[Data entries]
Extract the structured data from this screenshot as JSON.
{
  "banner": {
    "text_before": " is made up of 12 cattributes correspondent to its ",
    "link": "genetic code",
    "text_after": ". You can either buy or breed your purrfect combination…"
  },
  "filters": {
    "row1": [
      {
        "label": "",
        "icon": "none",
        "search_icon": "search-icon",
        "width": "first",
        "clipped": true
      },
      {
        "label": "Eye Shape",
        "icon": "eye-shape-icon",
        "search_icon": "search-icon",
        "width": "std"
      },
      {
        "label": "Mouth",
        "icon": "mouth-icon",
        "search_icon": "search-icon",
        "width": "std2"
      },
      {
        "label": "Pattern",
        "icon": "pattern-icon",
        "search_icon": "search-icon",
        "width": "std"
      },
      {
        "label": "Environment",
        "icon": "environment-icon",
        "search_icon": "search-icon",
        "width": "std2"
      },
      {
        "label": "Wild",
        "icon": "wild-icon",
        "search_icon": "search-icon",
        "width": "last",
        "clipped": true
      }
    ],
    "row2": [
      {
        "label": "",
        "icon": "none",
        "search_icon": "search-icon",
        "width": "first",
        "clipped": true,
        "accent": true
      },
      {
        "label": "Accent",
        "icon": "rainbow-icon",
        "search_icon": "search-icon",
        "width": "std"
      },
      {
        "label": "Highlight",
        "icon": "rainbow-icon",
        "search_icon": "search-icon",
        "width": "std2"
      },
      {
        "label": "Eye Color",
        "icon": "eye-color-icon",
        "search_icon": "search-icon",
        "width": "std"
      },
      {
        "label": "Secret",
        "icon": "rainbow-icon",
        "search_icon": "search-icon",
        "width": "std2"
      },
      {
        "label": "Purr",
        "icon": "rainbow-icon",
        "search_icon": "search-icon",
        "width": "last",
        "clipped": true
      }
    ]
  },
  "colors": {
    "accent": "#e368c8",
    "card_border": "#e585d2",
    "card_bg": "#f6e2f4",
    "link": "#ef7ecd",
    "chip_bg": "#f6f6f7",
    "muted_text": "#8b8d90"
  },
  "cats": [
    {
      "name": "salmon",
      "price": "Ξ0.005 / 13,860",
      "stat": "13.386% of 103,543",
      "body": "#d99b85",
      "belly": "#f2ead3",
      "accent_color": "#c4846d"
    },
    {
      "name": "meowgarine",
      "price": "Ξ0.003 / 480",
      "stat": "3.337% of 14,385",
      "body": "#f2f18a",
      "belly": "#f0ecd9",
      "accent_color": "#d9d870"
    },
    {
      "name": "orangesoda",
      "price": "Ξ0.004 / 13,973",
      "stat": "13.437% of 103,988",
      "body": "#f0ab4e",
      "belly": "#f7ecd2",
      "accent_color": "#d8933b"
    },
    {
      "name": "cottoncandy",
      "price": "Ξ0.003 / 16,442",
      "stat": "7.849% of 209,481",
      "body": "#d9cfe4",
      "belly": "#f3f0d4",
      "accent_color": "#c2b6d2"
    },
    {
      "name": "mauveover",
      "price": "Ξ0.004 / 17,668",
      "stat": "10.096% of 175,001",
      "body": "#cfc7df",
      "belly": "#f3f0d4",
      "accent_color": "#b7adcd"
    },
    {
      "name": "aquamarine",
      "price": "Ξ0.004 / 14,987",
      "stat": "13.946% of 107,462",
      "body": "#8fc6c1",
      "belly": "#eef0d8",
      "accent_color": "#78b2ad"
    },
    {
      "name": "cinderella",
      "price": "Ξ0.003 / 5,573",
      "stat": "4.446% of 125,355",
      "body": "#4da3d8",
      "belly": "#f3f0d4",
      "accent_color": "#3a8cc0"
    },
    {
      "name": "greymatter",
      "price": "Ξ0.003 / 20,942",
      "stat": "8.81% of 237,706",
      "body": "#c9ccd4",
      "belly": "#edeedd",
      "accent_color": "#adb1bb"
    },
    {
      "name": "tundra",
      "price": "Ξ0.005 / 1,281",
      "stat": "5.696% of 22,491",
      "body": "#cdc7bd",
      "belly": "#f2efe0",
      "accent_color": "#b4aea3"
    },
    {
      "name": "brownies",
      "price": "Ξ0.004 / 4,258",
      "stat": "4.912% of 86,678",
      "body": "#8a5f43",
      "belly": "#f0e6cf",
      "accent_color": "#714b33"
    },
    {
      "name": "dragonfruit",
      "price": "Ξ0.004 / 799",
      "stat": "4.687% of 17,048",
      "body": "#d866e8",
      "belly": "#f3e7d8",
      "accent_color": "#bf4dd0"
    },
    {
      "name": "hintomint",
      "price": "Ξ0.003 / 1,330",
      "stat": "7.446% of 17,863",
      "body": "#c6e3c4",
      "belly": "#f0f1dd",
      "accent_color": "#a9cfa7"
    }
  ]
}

Given request: Transcribe each entry exactly.

Solved problem:
Extract the structured data from this screenshot as JSON.
{
  "banner": {
    "text_before": " is made up of 12 cattributes correspondent to its ",
    "link": "genetic code",
    "text_after": ". You can either buy or breed your purrfect combination…"
  },
  "filters": {
    "row1": [
      {
        "label": "",
        "icon": "none",
        "search_icon": "search-icon",
        "width": "first",
        "clipped": true
      },
      {
        "label": "Eye Shape",
        "icon": "eye-shape-icon",
        "search_icon": "search-icon",
        "width": "std"
      },
      {
        "label": "Mouth",
        "icon": "mouth-icon",
        "search_icon": "search-icon",
        "width": "std2"
      },
      {
        "label": "Pattern",
        "icon": "pattern-icon",
        "search_icon": "search-icon",
        "width": "std"
      },
      {
        "label": "Environment",
        "icon": "environment-icon",
        "search_icon": "search-icon",
        "width": "std2"
      },
      {
        "label": "Wild",
        "icon": "wild-icon",
        "search_icon": "search-icon",
        "width": "last",
        "clipped": true
      }
    ],
    "row2": [
      {
        "label": "",
        "icon": "none",
        "search_icon": "search-icon",
        "width": "first",
        "clipped": true,
        "accent": true
      },
      {
        "label": "Accent",
        "icon": "rainbow-icon",
        "search_icon": "search-icon",
        "width": "std"
      },
      {
        "label": "Highlight",
        "icon": "rainbow-icon",
        "search_icon": "search-icon",
        "width": "std2"
      },
      {
        "label": "Eye Color",
        "icon": "eye-color-icon",
        "search_icon": "search-icon",
        "width": "std"
      },
      {
        "label": "Secret",
        "icon": "rainbow-icon",
        "search_icon": "search-icon",
        "width": "std2"
      },
      {
        "label": "Purr",
        "icon": "rainbow-icon",
        "search_icon": "search-icon",
        "width": "last",
        "clipped": true
      }
    ]
  },
  "colors": {
    "accent": "#e368c8",
    "card_border": "#e585d2",
    "card_bg": "#f6e2f4",
    "link": "#ef7ecd",
    "chip_bg": "#f6f6f7",
    "muted_text": "#8b8d90"
  },
  "cats": [
    {
      "name": "salmon",
      "price": "Ξ0.005 / 13,860",
      "stat": "13.386% of 103,543",
      "body": "#d99b85",
      "belly": "#f2ead3",
      "accent_color": "#c4846d"
    },
    {
      "name": "meowgarine",
      "price": "Ξ0.003 / 480",
      "stat": "3.337% of 14,385",
      "body": "#f2f18a",
      "belly": "#f0ecd9",
      "accent_color": "#d9d870"
    },
    {
      "name": "orangesoda",
      "price": "Ξ0.004 / 13,973",
      "stat": "13.437% of 103,988",
      "body": "#f0ab4e",
      "belly": "#f7ecd2",
      "accent_color": "#d8933b"
    },
    {
      "name": "cottoncandy",
      "price": "Ξ0.003 / 16,442",
      "stat": "7.849% of 209,481",
      "body": "#d9cfe4",
      "belly": "#f3f0d4",
      "accent_color": "#c2b6d2"
    },
    {
      "name": "mauveover",
      "price": "Ξ0.004 / 17,668",
      "stat": "10.096% of 175,001",
      "body": "#cfc7df",
      "belly": "#f3f0d4",
      "accent_color": "#b7adcd"
    },
    {
      "name": "aquamarine",
      "price": "Ξ0.004 / 14,987",
      "stat": "13.946% of 107,462",
      "body": "#8fc6c1",
      "belly": "#eef0d8",
      "accent_color": "#78b2ad"
    },
    {
      "name": "cinderella",
      "price": "Ξ0.003 / 5,573",
      "stat": "4.446% of 125,355",
      "body": "#4da3d8",
      "belly": "#f3f0d4",
      "accent_color": "#3a8cc0"
    },
    {
      "name": "greymatter",
      "price": "Ξ0.003 / 20,942",
      "stat": "8.81% of 237,706",
      "body": "#c9ccd4",
      "belly": "#edeedd",
      "accent_color": "#adb1bb"
    },
    {
      "name": "tundra",
      "price": "Ξ0.005 / 1,281",
      "stat": "5.696% of 22,491",
      "body": "#cdc7bd",
      "belly": "#f2efe0",
      "accent_color": "#b4aea3"
    },
    {
      "name": "brownies",
      "price": "Ξ0.004 / 4,258",
      "stat": "4.912% of 86,678",
      "body": "#8a5f43",
      "belly": "#f0e6cf",
      "accent_color": "#714b33"
    },
    {
      "name": "dragonfruit",
      "price": "Ξ0.004 / 799",
      "stat": "4.687% of 17,048",
      "body": "#d866e8",
      "belly": "#f3e7d8",
      "accent_color": "#bf4dd0"
    },
    {
      "name": "hintomint",
      "price": "Ξ0.003 / 1,330",
      "stat": "7.446% of 17,863",
      "body": "#c6e3c4",
      "belly": "#f0f1dd",
      "accent_color": "#a9cfa7"
    }
  ]
}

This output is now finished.